Directions for this task ▸ Show all lines of the listing that hold the word "advertising".

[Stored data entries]
- - -
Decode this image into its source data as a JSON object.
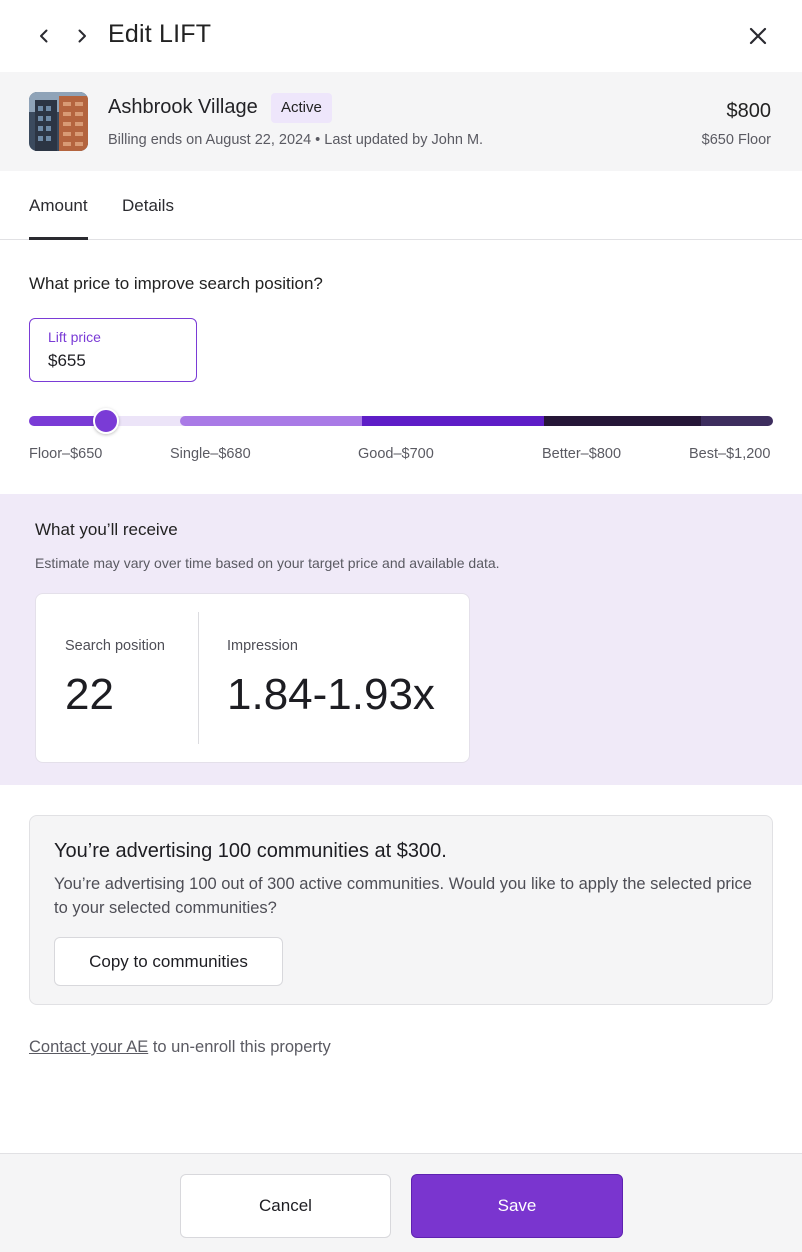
{
  "header": {
    "title": "Edit LIFT",
    "back_icon": "chevron-left-icon",
    "forward_icon": "chevron-right-icon",
    "close_icon": "close-icon"
  },
  "property": {
    "name": "Ashbrook Village",
    "status": "Active",
    "meta": "Billing ends on August 22, 2024 • Last updated by John M.",
    "price": "$800",
    "floor": "$650 Floor"
  },
  "tabs": [
    {
      "label": "Amount",
      "active": true
    },
    {
      "label": "Details",
      "active": false
    }
  ],
  "pricing": {
    "question": "What price to improve search position?",
    "lift_label": "Lift price",
    "lift_value": "$655",
    "slider_value": 655,
    "tiers": [
      {
        "label": "Floor–$650",
        "value": 650
      },
      {
        "label": "Single–$680",
        "value": 680
      },
      {
        "label": "Good–$700",
        "value": 700
      },
      {
        "label": "Better–$800",
        "value": 800
      },
      {
        "label": "Best–$1,200",
        "value": 1200
      }
    ],
    "colors": {
      "accent": "#7a3bd6",
      "track": "#ece4f8",
      "single": "#a97ae6",
      "good": "#5e1dc7",
      "better": "#261638",
      "best": "#3d2d5e"
    }
  },
  "receive": {
    "title": "What you’ll receive",
    "note": "Estimate may vary over time based on your target price and available data.",
    "search_label": "Search position",
    "search_value": "22",
    "impression_label": "Impression",
    "impression_value": "1.84-1.93x"
  },
  "advertising": {
    "title": "You’re advertising 100 communities at $300.",
    "text": "You’re advertising 100 out of 300 active communities. Would you like to apply the selected price to your selected communities?",
    "button": "Copy to communities"
  },
  "contact": {
    "link": "Contact your AE",
    "rest": " to un-enroll this property"
  },
  "footer": {
    "cancel": "Cancel",
    "save": "Save"
  }
}
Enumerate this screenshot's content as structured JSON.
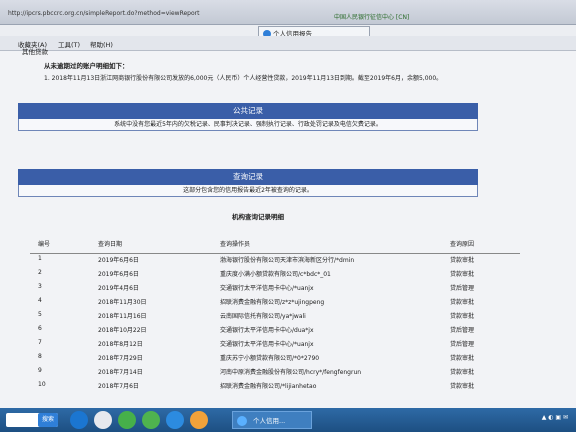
{
  "browser": {
    "url": "http://ipcrs.pbccrc.org.cn/simpleReport.do?method=viewReport",
    "cert_text": "中国人民银行征信中心 [CN]",
    "tab_title": "个人信用报告"
  },
  "menu": {
    "items": [
      "收藏夹(A)",
      "工具(T)",
      "帮助(H)"
    ]
  },
  "report": {
    "cut_heading": "其他贷款",
    "nonzero_title": "从未逾期过的账户明细如下：",
    "nonzero_item": "1.    2018年11月13日浙江网商银行股份有限公司发放的6,000元（人民币）个人经营性贷款，2019年11月13日到期。截至2019年6月，余额5,000。",
    "public_band": "公共记录",
    "public_note": "系统中没有您最近5年内的欠税记录、民事判决记录、强制执行记录、行政处罚记录及电信欠费记录。",
    "query_band": "查询记录",
    "query_note": "这部分包含您的信用报告最近2年被查询的记录。",
    "inst_title": "机构查询记录明细"
  },
  "table": {
    "headers": [
      "编号",
      "查询日期",
      "查询操作员",
      "查询原因"
    ],
    "rows": [
      [
        "1",
        "2019年6月6日",
        "渤海银行股份有限公司天津市滨海新区分行/*dmin",
        "贷款审批"
      ],
      [
        "2",
        "2019年6月6日",
        "重庆度小满小额贷款有限公司/c*bdc*_01",
        "贷款审批"
      ],
      [
        "3",
        "2019年4月6日",
        "交通银行太平洋信用卡中心/*uanjx",
        "贷后管理"
      ],
      [
        "4",
        "2018年11月30日",
        "招联消费金融有限公司/z*z*ujingpeng",
        "贷款审批"
      ],
      [
        "5",
        "2018年11月16日",
        "云南国际信托有限公司/ya*jwali",
        "贷款审批"
      ],
      [
        "6",
        "2018年10月22日",
        "交通银行太平洋信用卡中心/dua*jx",
        "贷后管理"
      ],
      [
        "7",
        "2018年8月12日",
        "交通银行太平洋信用卡中心/*uanjx",
        "贷后管理"
      ],
      [
        "8",
        "2018年7月29日",
        "重庆苏宁小额贷款有限公司/*0*2790",
        "贷款审批"
      ],
      [
        "9",
        "2018年7月14日",
        "河南中原消费金融股份有限公司/hcry*/fengfengrun",
        "贷款审批"
      ],
      [
        "10",
        "2018年7月6日",
        "招联消费金融有限公司/*lijianhetao",
        "贷款审批"
      ]
    ]
  },
  "taskbar": {
    "search_btn": "搜索",
    "active_item": "个人信用..."
  }
}
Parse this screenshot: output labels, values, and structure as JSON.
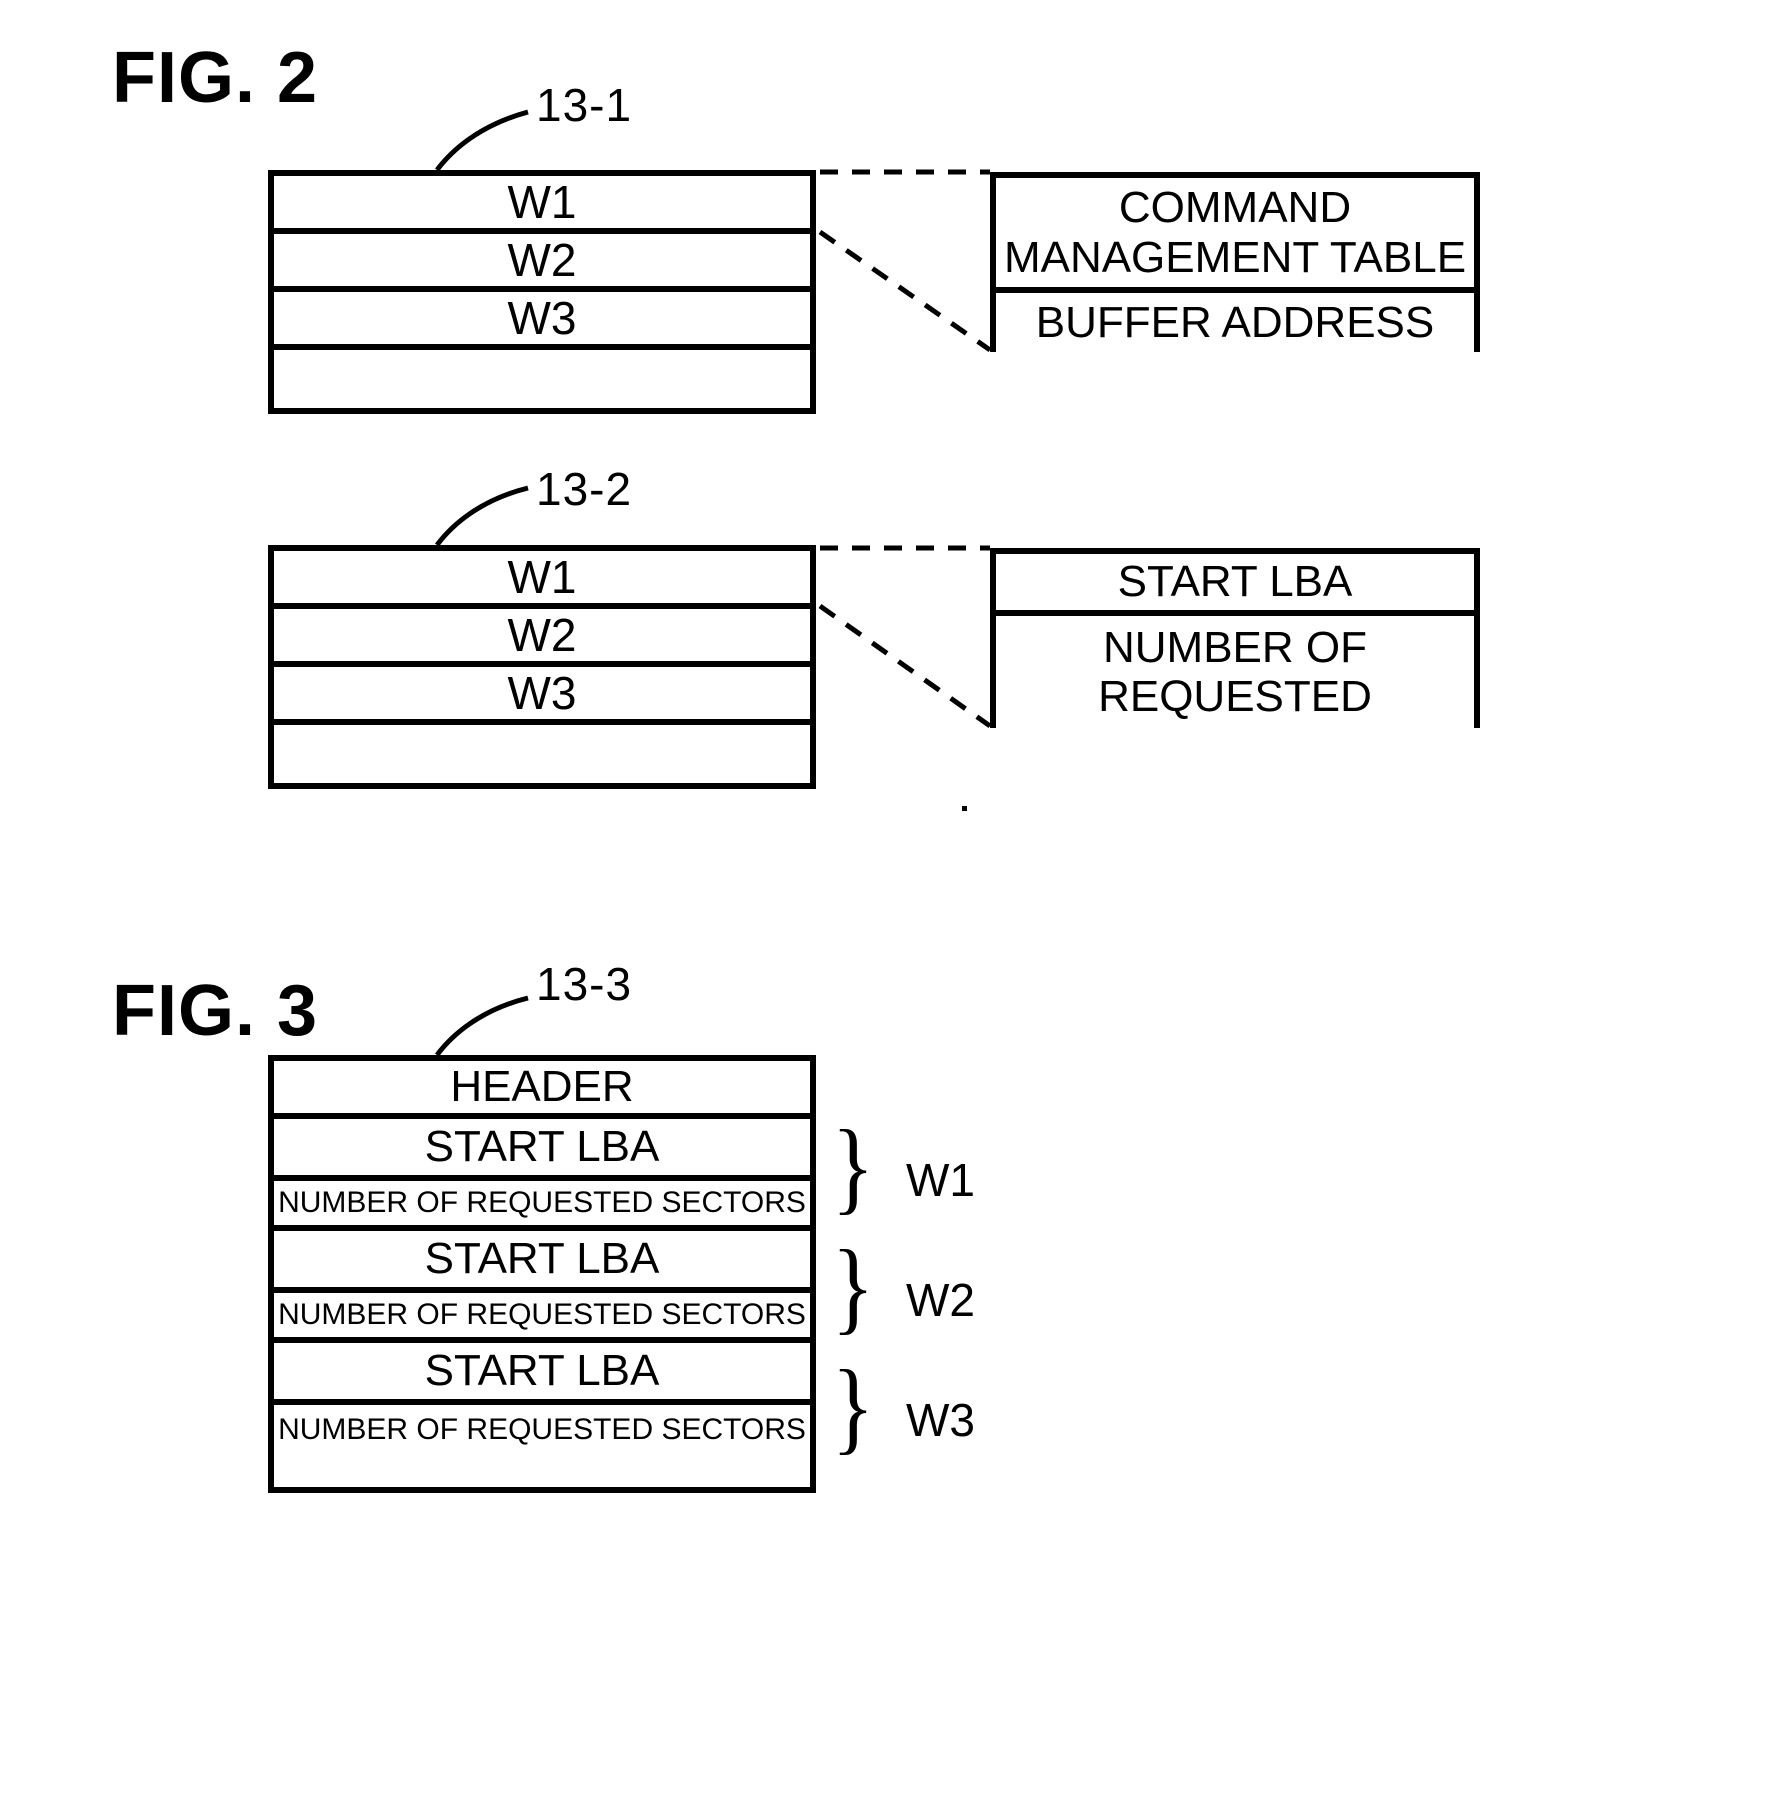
{
  "figures": [
    {
      "id": "fig2",
      "label": "FIG. 2",
      "blocks": [
        {
          "ref": "13-1",
          "rows": [
            "W1",
            "W2",
            "W3",
            ""
          ],
          "detail": {
            "rows": [
              "COMMAND MANAGEMENT TABLE",
              "BUFFER ADDRESS"
            ],
            "row_lines": [
              [
                "COMMAND",
                "MANAGEMENT TABLE"
              ],
              [
                "BUFFER ADDRESS"
              ]
            ]
          }
        },
        {
          "ref": "13-2",
          "rows": [
            "W1",
            "W2",
            "W3",
            ""
          ],
          "detail": {
            "rows": [
              "START LBA",
              "NUMBER OF REQUESTED"
            ],
            "row_lines": [
              [
                "START LBA"
              ],
              [
                "NUMBER OF",
                "REQUESTED"
              ]
            ]
          }
        }
      ]
    },
    {
      "id": "fig3",
      "label": "FIG. 3",
      "ref": "13-3",
      "rows": [
        "HEADER",
        "START LBA",
        "NUMBER OF REQUESTED SECTORS",
        "START LBA",
        "NUMBER OF REQUESTED SECTORS",
        "START LBA",
        "NUMBER OF REQUESTED SECTORS"
      ],
      "groups": [
        {
          "brace": "}",
          "label": "W1"
        },
        {
          "brace": "}",
          "label": "W2"
        },
        {
          "brace": "}",
          "label": "W3"
        }
      ]
    }
  ],
  "colors": {
    "ink": "#000000",
    "paper": "#ffffff"
  }
}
- - -
Full answer ▸
  "advertising": {
    "title": "You’re advertising 100 communities at $300.",
    "text": "You’re advertising 100 out of 300 active communities. Would you like to apply the selected price to your selected communities?",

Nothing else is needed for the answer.